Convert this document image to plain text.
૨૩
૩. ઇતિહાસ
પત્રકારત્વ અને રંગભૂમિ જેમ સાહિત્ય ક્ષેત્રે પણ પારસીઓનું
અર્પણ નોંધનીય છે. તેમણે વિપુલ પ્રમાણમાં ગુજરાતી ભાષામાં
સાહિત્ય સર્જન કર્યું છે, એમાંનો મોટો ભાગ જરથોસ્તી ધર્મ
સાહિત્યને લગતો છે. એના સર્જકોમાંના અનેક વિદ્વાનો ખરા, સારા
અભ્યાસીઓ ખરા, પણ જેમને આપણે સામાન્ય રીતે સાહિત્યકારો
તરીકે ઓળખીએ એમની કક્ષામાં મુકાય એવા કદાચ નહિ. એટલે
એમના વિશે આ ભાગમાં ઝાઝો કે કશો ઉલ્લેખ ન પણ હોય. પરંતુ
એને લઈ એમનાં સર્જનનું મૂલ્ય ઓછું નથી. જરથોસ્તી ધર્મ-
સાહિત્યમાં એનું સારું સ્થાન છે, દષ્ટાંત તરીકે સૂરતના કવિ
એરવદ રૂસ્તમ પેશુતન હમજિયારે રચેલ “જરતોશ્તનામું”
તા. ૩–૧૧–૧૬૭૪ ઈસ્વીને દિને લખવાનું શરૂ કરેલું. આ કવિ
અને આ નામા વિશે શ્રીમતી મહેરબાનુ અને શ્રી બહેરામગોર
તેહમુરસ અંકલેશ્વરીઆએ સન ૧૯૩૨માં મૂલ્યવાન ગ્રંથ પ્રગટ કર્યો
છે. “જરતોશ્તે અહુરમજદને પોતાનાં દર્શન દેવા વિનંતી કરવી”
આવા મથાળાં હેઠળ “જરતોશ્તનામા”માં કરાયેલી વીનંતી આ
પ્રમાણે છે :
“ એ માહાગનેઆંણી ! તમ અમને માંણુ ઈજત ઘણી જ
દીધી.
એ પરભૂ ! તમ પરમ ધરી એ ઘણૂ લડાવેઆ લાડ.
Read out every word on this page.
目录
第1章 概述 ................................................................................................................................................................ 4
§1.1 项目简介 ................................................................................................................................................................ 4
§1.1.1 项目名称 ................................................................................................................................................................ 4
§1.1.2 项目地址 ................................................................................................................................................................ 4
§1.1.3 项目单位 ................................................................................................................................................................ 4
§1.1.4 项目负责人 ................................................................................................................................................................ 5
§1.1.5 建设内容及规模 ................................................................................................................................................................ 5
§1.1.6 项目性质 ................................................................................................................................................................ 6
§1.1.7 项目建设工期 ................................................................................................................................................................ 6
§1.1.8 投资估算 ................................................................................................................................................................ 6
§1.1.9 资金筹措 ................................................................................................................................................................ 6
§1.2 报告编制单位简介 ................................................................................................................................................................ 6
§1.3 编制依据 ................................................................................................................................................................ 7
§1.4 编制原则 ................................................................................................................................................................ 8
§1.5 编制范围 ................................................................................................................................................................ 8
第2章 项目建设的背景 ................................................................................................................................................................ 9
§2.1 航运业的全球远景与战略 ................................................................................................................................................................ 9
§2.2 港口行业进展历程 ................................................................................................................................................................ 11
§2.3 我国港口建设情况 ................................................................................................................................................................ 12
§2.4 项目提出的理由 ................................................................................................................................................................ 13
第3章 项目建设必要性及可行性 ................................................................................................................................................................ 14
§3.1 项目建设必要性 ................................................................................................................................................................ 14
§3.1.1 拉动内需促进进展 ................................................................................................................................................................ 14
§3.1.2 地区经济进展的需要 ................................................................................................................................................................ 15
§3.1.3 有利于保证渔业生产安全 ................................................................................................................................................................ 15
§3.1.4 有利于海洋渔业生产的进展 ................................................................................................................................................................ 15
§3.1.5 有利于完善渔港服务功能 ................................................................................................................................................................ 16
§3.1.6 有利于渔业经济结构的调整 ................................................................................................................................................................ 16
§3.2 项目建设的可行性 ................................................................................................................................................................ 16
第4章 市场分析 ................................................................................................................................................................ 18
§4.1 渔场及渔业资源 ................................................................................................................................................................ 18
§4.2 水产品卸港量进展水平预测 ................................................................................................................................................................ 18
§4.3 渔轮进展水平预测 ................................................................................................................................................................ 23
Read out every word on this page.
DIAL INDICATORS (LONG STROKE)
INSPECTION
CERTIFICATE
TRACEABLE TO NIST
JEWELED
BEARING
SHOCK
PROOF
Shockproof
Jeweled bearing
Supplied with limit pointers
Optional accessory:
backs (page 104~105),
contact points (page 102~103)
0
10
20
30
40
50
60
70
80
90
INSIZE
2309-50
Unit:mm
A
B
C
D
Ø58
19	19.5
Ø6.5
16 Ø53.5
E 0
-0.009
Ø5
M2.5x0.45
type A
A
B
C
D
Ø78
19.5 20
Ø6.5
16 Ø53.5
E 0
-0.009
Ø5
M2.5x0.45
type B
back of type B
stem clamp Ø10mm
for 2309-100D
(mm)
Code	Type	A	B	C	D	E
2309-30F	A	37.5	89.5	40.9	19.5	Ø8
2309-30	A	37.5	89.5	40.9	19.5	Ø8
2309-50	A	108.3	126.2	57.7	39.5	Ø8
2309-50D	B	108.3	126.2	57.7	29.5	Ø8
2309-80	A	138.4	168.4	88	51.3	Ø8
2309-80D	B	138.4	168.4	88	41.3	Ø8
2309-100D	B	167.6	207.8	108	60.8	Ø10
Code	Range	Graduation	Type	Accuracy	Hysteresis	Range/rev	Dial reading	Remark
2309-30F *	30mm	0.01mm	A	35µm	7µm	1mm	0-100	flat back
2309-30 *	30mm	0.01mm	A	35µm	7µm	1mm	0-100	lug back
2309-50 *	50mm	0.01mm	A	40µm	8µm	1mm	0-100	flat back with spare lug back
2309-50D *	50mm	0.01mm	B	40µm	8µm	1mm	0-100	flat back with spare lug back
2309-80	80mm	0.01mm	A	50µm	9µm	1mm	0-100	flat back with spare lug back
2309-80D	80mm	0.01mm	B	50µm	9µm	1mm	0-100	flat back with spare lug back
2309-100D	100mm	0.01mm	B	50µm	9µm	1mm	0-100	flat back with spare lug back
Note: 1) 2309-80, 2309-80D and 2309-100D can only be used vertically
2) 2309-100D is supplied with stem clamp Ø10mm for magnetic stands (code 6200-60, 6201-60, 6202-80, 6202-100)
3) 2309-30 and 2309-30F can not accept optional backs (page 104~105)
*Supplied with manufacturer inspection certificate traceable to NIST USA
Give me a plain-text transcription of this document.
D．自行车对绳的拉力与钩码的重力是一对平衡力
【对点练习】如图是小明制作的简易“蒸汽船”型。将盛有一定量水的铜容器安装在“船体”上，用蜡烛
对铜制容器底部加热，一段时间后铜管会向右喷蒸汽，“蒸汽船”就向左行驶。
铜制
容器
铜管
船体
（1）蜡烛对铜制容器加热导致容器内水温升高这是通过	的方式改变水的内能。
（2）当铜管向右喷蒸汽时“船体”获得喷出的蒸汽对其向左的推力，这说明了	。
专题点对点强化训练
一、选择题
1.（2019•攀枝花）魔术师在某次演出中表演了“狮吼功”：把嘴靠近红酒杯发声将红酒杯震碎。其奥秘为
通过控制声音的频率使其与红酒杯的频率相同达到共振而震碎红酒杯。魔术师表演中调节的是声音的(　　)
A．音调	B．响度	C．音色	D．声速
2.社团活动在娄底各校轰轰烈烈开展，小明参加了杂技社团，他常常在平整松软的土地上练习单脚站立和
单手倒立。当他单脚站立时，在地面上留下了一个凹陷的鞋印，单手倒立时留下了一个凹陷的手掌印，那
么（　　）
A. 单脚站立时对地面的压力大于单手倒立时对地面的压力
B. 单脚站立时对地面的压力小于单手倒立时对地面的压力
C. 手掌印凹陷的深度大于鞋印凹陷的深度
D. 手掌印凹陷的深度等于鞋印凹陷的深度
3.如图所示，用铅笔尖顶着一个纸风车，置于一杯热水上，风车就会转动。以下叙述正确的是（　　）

----

▶ **Set task**
Locate all lines in the listing above with the word "backs" and copy them.

▶ **Output for this exercise**
backs (page 104~105),
3) 2309-30 and 2309-30F can not accept optional backs (page 104~105)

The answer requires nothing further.